# TASK DETAILS:
Locate all lines in the data below that hold "phone" and show them.

Dataset items:
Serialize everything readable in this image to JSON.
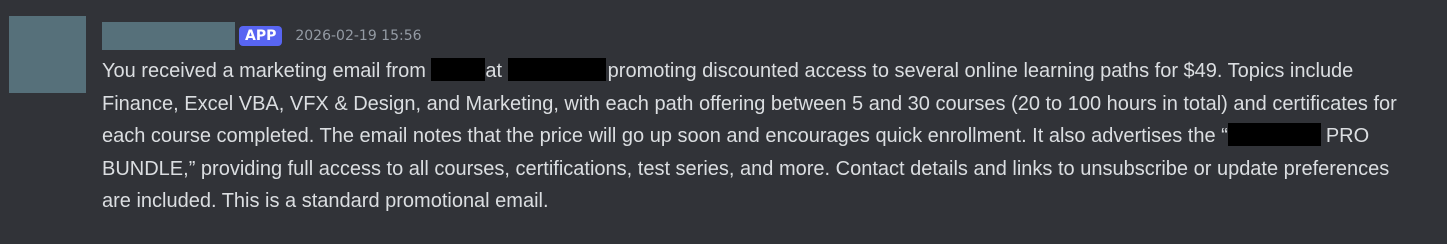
{
  "message": {
    "badge": "APP",
    "timestamp": "2026-02-19 15:56",
    "text_1": "You received a marketing email from ",
    "text_2": "at ",
    "text_3": "promoting discounted access to several online learning paths for $49. Topics include Finance, Excel VBA, VFX & Design, and Marketing, with each path offering between 5 and 30 courses (20 to 100 hours in total) and certificates for each course completed. The email notes that the price will go up soon and encourages quick enrollment. It also advertises the “",
    "text_4": "PRO BUNDLE,” providing full access to all courses, certifications, test series, and more. Contact details and links to unsubscribe or update preferences are included. This is a standard promotional email."
  },
  "colors": {
    "background": "#313338",
    "avatar": "#56707a",
    "badge": "#5865f2",
    "text": "#dbdee1",
    "timestamp": "#949ba4"
  }
}
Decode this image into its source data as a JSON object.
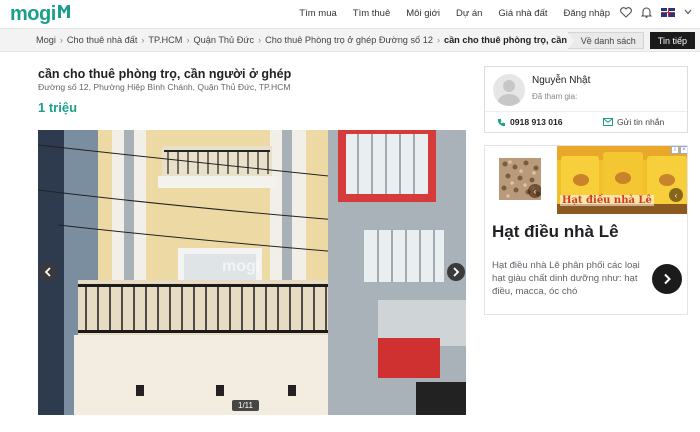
{
  "header": {
    "logo": "mogi",
    "nav": [
      "Tìm mua",
      "Tìm thuê",
      "Môi giới",
      "Dự án",
      "Giá nhà đất",
      "Đăng nhập"
    ],
    "icons": [
      "heart-icon",
      "bell-icon",
      "uk-flag-icon",
      "chevron-down-icon"
    ]
  },
  "breadcrumb": {
    "items": [
      "Mogi",
      "Cho thuê nhà đất",
      "TP.HCM",
      "Quận Thủ Đức",
      "Cho thuê Phòng trọ ở ghép Đường số 12"
    ],
    "current": "cần cho thuê phòng trọ, cần người",
    "back_label": "Về danh sách",
    "next_label": "Tin tiếp"
  },
  "listing": {
    "title": "cần cho thuê phòng trọ, cần người ở ghép",
    "address": "Đường số 12, Phường Hiệp Bình Chánh, Quận Thủ Đức, TP.HCM",
    "price": "1 triệu",
    "photo_counter": "1/11",
    "photo_watermark": "mogi"
  },
  "owner": {
    "name": "Nguyễn Nhật",
    "joined": "Đã tham gia:",
    "phone": "0918 913 016",
    "message_label": "Gửi tin nhắn"
  },
  "ad": {
    "image_caption": "Hạt điều nhà Lê",
    "title": "Hạt điều nhà Lê",
    "description": "Hạt điều nhà Lê phân phối các loại hạt giàu chất dinh dưỡng như: hạt điều, macca, óc chó"
  },
  "colors": {
    "brand": "#1a9f8b",
    "price": "#1a9f8b",
    "next_button": "#1b1b1b"
  }
}
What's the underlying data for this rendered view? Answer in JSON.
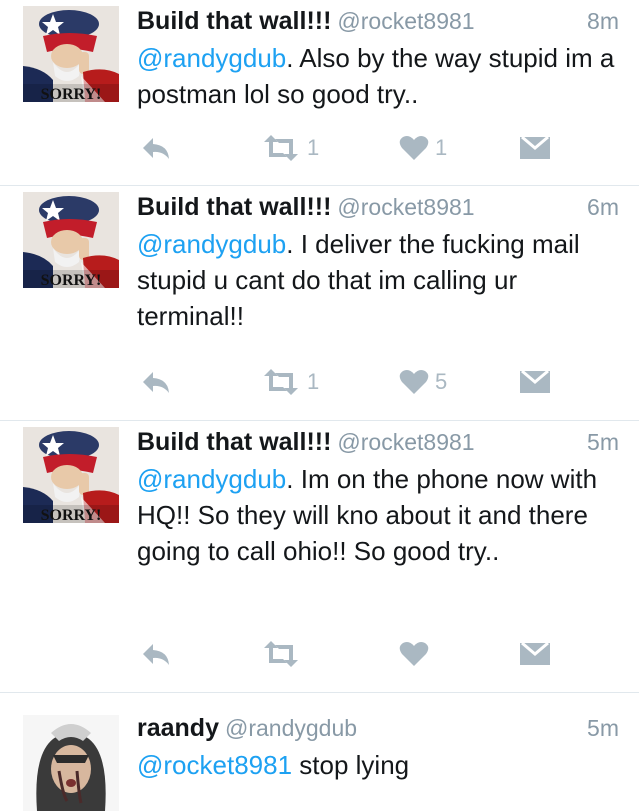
{
  "tweets": [
    {
      "name": "Build that wall!!!",
      "handle": "@rocket8981",
      "time": "8m",
      "mention": "@randygdub",
      "text": ". Also by the way stupid im a postman lol so good try..",
      "retweets": "1",
      "likes": "1",
      "avatar_caption": "SORRY!"
    },
    {
      "name": "Build that wall!!!",
      "handle": "@rocket8981",
      "time": "6m",
      "mention": "@randygdub",
      "text": ". I deliver the fucking mail stupid u cant do that im calling ur terminal!!",
      "retweets": "1",
      "likes": "5",
      "avatar_caption": "SORRY!"
    },
    {
      "name": "Build that wall!!!",
      "handle": "@rocket8981",
      "time": "5m",
      "mention": "@randygdub",
      "text": ". Im on the phone now with HQ!! So they will kno about it and there going to call ohio!! So good try..",
      "retweets": "",
      "likes": "",
      "avatar_caption": "SORRY!"
    },
    {
      "name": "raandy",
      "handle": "@randygdub",
      "time": "5m",
      "mention": "@rocket8981",
      "text": " stop lying"
    }
  ],
  "icons": {
    "reply": "reply-arrow-icon",
    "retweet": "retweet-icon",
    "like": "heart-icon",
    "dm": "envelope-icon"
  },
  "colors": {
    "link": "#1da1f2",
    "muted": "#8899a6",
    "icon": "#aab8c2",
    "divider": "#e1e8ed"
  }
}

# RESPONSE TO THIS EXERCISE:
    "phone": "0918 913 016",
      "text": ". Im on the phone now with HQ!! So they will kno about it and there going to call ohio!! So good try..",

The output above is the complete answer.